::: Data in this exercise

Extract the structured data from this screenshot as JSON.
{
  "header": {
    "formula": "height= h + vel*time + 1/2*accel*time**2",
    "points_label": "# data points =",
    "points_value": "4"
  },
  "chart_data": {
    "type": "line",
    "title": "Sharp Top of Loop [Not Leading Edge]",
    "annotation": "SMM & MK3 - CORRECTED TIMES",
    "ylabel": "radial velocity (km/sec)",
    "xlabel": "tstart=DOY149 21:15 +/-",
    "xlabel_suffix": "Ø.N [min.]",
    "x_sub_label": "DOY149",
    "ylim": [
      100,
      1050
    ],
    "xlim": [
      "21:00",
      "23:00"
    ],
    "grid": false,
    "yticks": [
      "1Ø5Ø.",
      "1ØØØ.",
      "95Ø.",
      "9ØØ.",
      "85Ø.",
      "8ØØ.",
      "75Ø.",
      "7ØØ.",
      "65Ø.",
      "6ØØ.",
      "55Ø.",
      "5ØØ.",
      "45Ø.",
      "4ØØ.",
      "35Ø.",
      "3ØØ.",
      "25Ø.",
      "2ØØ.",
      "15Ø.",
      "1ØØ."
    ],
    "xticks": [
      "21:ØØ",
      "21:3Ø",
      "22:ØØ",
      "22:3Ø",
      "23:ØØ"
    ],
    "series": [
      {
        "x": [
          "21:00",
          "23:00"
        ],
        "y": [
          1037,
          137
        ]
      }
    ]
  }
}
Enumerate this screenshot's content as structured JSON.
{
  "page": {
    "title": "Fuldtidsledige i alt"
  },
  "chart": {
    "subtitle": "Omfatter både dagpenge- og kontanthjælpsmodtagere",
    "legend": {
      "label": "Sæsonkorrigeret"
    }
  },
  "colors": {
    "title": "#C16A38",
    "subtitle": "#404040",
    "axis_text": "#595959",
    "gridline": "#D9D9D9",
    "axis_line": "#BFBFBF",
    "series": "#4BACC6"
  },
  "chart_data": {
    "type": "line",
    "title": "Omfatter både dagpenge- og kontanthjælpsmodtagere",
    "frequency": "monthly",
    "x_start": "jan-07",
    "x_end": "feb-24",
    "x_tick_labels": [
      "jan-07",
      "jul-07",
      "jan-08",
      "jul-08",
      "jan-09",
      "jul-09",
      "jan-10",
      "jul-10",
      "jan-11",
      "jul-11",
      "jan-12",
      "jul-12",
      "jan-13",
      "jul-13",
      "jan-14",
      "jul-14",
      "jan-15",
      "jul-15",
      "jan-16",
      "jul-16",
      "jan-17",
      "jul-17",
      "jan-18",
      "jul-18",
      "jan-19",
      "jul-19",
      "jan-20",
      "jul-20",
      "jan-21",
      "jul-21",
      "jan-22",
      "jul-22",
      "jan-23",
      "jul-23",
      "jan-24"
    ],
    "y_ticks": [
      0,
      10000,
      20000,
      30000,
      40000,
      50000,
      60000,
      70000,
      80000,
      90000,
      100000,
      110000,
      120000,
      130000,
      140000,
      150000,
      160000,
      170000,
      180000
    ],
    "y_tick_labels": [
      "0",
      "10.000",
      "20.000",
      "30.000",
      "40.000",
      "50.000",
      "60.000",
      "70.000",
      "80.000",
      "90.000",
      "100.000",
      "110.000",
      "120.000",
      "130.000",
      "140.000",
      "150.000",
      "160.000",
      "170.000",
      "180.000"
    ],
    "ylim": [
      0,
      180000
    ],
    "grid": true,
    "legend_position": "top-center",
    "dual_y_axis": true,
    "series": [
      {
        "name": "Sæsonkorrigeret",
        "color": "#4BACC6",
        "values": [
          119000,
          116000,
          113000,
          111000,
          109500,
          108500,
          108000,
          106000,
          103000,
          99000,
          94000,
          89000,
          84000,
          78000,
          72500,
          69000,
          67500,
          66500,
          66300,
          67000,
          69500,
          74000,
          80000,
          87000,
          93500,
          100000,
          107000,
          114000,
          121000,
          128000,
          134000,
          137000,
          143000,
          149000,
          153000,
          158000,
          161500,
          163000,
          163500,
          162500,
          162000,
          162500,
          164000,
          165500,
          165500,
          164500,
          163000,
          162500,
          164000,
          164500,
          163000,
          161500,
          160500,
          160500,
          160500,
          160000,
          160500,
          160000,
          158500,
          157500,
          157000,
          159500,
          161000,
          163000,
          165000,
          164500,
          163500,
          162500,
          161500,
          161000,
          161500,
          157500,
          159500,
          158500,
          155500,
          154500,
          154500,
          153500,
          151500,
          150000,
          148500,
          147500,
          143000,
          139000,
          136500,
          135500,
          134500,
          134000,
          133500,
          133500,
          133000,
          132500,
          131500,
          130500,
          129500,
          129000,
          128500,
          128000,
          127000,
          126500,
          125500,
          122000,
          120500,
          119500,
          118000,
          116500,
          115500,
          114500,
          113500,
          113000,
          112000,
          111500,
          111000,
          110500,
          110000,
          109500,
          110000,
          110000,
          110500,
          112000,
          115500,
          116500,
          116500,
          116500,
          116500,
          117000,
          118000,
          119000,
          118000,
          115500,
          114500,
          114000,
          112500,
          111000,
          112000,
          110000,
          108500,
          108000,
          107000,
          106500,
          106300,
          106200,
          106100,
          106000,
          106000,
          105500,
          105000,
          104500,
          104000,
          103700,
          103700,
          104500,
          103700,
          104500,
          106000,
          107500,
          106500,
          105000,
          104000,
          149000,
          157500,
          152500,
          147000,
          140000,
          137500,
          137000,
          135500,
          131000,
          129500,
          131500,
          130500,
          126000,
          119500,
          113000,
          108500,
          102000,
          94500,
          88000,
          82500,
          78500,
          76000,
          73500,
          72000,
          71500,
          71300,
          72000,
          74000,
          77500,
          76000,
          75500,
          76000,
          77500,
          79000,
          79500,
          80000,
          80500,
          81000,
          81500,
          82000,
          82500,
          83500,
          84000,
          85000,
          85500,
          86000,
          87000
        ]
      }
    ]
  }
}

::::::

● Short task
Print all of the entries exactly as they are written.

● Output for this task
Extract the structured data from this screenshot as JSON.
{
  "header": {
    "formula": "height= h + vel*time + 1/2*accel*time**2",
    "points_label": "# data points =",
    "points_value": "4"
  },
  "chart_data": {
    "type": "line",
    "title": "Sharp Top of Loop [Not Leading Edge]",
    "annotation": "SMM & MK3 - CORRECTED TIMES",
    "ylabel": "radial velocity (km/sec)",
    "xlabel": "tstart=DOY149 21:15 +/-",
    "xlabel_suffix": "Ø.N [min.]",
    "x_sub_label": "DOY149",
    "ylim": [
      100,
      1050
    ],
    "xlim": [
      "21:00",
      "23:00"
    ],
    "grid": false,
    "yticks": [
      "1Ø5Ø.",
      "1ØØØ.",
      "95Ø.",
      "9ØØ.",
      "85Ø.",
      "8ØØ.",
      "75Ø.",
      "7ØØ.",
      "65Ø.",
      "6ØØ.",
      "55Ø.",
      "5ØØ.",
      "45Ø.",
      "4ØØ.",
      "35Ø.",
      "3ØØ.",
      "25Ø.",
      "2ØØ.",
      "15Ø.",
      "1ØØ."
    ],
    "xticks": [
      "21:ØØ",
      "21:3Ø",
      "22:ØØ",
      "22:3Ø",
      "23:ØØ"
    ],
    "series": [
      {
        "x": [
          "21:00",
          "23:00"
        ],
        "y": [
          1037,
          137
        ]
      }
    ]
  }
}
Enumerate this screenshot's content as structured JSON.
{
  "page": {
    "title": "Fuldtidsledige i alt"
  },
  "chart": {
    "subtitle": "Omfatter både dagpenge- og kontanthjælpsmodtagere",
    "legend": {
      "label": "Sæsonkorrigeret"
    }
  },
  "colors": {
    "title": "#C16A38",
    "subtitle": "#404040",
    "axis_text": "#595959",
    "gridline": "#D9D9D9",
    "axis_line": "#BFBFBF",
    "series": "#4BACC6"
  },
  "chart_data": {
    "type": "line",
    "title": "Omfatter både dagpenge- og kontanthjælpsmodtagere",
    "frequency": "monthly",
    "x_start": "jan-07",
    "x_end": "feb-24",
    "x_tick_labels": [
      "jan-07",
      "jul-07",
      "jan-08",
      "jul-08",
      "jan-09",
      "jul-09",
      "jan-10",
      "jul-10",
      "jan-11",
      "jul-11",
      "jan-12",
      "jul-12",
      "jan-13",
      "jul-13",
      "jan-14",
      "jul-14",
      "jan-15",
      "jul-15",
      "jan-16",
      "jul-16",
      "jan-17",
      "jul-17",
      "jan-18",
      "jul-18",
      "jan-19",
      "jul-19",
      "jan-20",
      "jul-20",
      "jan-21",
      "jul-21",
      "jan-22",
      "jul-22",
      "jan-23",
      "jul-23",
      "jan-24"
    ],
    "y_ticks": [
      0,
      10000,
      20000,
      30000,
      40000,
      50000,
      60000,
      70000,
      80000,
      90000,
      100000,
      110000,
      120000,
      130000,
      140000,
      150000,
      160000,
      170000,
      180000
    ],
    "y_tick_labels": [
      "0",
      "10.000",
      "20.000",
      "30.000",
      "40.000",
      "50.000",
      "60.000",
      "70.000",
      "80.000",
      "90.000",
      "100.000",
      "110.000",
      "120.000",
      "130.000",
      "140.000",
      "150.000",
      "160.000",
      "170.000",
      "180.000"
    ],
    "ylim": [
      0,
      180000
    ],
    "grid": true,
    "legend_position": "top-center",
    "dual_y_axis": true,
    "series": [
      {
        "name": "Sæsonkorrigeret",
        "color": "#4BACC6",
        "values": [
          119000,
          116000,
          113000,
          111000,
          109500,
          108500,
          108000,
          106000,
          103000,
          99000,
          94000,
          89000,
          84000,
          78000,
          72500,
          69000,
          67500,
          66500,
          66300,
          67000,
          69500,
          74000,
          80000,
          87000,
          93500,
          100000,
          107000,
          114000,
          121000,
          128000,
          134000,
          137000,
          143000,
          149000,
          153000,
          158000,
          161500,
          163000,
          163500,
          162500,
          162000,
          162500,
          164000,
          165500,
          165500,
          164500,
          163000,
          162500,
          164000,
          164500,
          163000,
          161500,
          160500,
          160500,
          160500,
          160000,
          160500,
          160000,
          158500,
          157500,
          157000,
          159500,
          161000,
          163000,
          165000,
          164500,
          163500,
          162500,
          161500,
          161000,
          161500,
          157500,
          159500,
          158500,
          155500,
          154500,
          154500,
          153500,
          151500,
          150000,
          148500,
          147500,
          143000,
          139000,
          136500,
          135500,
          134500,
          134000,
          133500,
          133500,
          133000,
          132500,
          131500,
          130500,
          129500,
          129000,
          128500,
          128000,
          127000,
          126500,
          125500,
          122000,
          120500,
          119500,
          118000,
          116500,
          115500,
          114500,
          113500,
          113000,
          112000,
          111500,
          111000,
          110500,
          110000,
          109500,
          110000,
          110000,
          110500,
          112000,
          115500,
          116500,
          116500,
          116500,
          116500,
          117000,
          118000,
          119000,
          118000,
          115500,
          114500,
          114000,
          112500,
          111000,
          112000,
          110000,
          108500,
          108000,
          107000,
          106500,
          106300,
          106200,
          106100,
          106000,
          106000,
          105500,
          105000,
          104500,
          104000,
          103700,
          103700,
          104500,
          103700,
          104500,
          106000,
          107500,
          106500,
          105000,
          104000,
          149000,
          157500,
          152500,
          147000,
          140000,
          137500,
          137000,
          135500,
          131000,
          129500,
          131500,
          130500,
          126000,
          119500,
          113000,
          108500,
          102000,
          94500,
          88000,
          82500,
          78500,
          76000,
          73500,
          72000,
          71500,
          71300,
          72000,
          74000,
          77500,
          76000,
          75500,
          76000,
          77500,
          79000,
          79500,
          80000,
          80500,
          81000,
          81500,
          82000,
          82500,
          83500,
          84000,
          85000,
          85500,
          86000,
          87000
        ]
      }
    ]
  }
}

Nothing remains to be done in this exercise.